[DATA PROVIDED]
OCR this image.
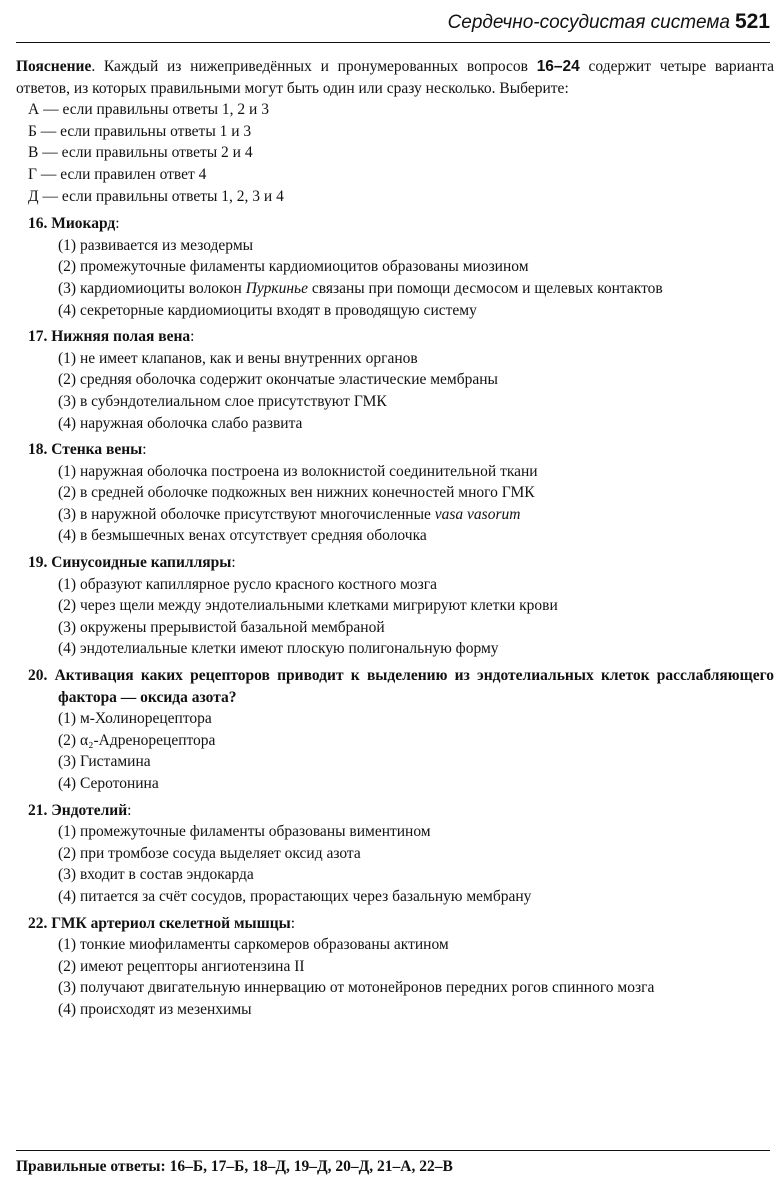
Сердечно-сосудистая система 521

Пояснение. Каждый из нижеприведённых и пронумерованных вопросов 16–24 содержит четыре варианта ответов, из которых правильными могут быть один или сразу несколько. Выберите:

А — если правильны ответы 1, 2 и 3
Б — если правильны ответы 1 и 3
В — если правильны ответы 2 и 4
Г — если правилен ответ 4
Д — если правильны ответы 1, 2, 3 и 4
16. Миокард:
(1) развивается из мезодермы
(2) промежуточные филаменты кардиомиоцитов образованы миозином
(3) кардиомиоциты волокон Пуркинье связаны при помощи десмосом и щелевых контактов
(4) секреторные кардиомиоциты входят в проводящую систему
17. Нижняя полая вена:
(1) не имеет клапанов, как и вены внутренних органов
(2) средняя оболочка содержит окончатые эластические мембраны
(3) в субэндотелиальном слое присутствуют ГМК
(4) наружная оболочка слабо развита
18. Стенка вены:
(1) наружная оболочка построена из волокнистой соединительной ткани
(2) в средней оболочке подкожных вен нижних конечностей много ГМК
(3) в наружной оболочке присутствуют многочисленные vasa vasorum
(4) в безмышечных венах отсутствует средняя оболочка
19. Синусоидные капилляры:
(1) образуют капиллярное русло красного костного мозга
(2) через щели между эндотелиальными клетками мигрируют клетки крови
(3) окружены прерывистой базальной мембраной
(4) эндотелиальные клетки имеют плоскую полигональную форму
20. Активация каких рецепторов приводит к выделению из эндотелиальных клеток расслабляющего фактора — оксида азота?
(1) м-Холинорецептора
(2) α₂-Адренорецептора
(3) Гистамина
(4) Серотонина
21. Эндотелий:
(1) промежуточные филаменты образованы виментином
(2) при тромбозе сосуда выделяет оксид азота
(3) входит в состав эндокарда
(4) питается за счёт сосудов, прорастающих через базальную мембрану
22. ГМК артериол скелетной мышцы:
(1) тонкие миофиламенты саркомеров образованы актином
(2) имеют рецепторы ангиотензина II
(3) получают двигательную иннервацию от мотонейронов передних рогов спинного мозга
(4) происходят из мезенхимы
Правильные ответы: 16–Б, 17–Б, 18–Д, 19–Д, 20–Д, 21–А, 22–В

[TASK TO COMPLETE] Repeat all the data as it stands, dropping any images it holds.

[EXERCISE SOLUTION]
OCR this image.
Сердечно-сосудистая система 521

Пояснение. Каждый из нижеприведённых и пронумерованных вопросов 16–24 содержит четыре варианта ответов, из которых правильными могут быть один или сразу несколько. Выберите:

А — если правильны ответы 1, 2 и 3
Б — если правильны ответы 1 и 3
В — если правильны ответы 2 и 4
Г — если правилен ответ 4
Д — если правильны ответы 1, 2, 3 и 4
16. Миокард:
(1) развивается из мезодермы
(2) промежуточные филаменты кардиомиоцитов образованы миозином
(3) кардиомиоциты волокон Пуркинье связаны при помощи десмосом и щелевых контактов
(4) секреторные кардиомиоциты входят в проводящую систему
17. Нижняя полая вена:
(1) не имеет клапанов, как и вены внутренних органов
(2) средняя оболочка содержит окончатые эластические мембраны
(3) в субэндотелиальном слое присутствуют ГМК
(4) наружная оболочка слабо развита
18. Стенка вены:
(1) наружная оболочка построена из волокнистой соединительной ткани
(2) в средней оболочке подкожных вен нижних конечностей много ГМК
(3) в наружной оболочке присутствуют многочисленные vasa vasorum
(4) в безмышечных венах отсутствует средняя оболочка
19. Синусоидные капилляры:
(1) образуют капиллярное русло красного костного мозга
(2) через щели между эндотелиальными клетками мигрируют клетки крови
(3) окружены прерывистой базальной мембраной
(4) эндотелиальные клетки имеют плоскую полигональную форму
20. Активация каких рецепторов приводит к выделению из эндотелиальных клеток расслабляющего фактора — оксида азота?
(1) м-Холинорецептора
(2) α₂-Адренорецептора
(3) Гистамина
(4) Серотонина
21. Эндотелий:
(1) промежуточные филаменты образованы виментином
(2) при тромбозе сосуда выделяет оксид азота
(3) входит в состав эндокарда
(4) питается за счёт сосудов, прорастающих через базальную мембрану
22. ГМК артериол скелетной мышцы:
(1) тонкие миофиламенты саркомеров образованы актином
(2) имеют рецепторы ангиотензина II
(3) получают двигательную иннервацию от мотонейронов передних рогов спинного мозга
(4) происходят из мезенхимы
Правильные ответы: 16–Б, 17–Б, 18–Д, 19–Д, 20–Д, 21–А, 22–В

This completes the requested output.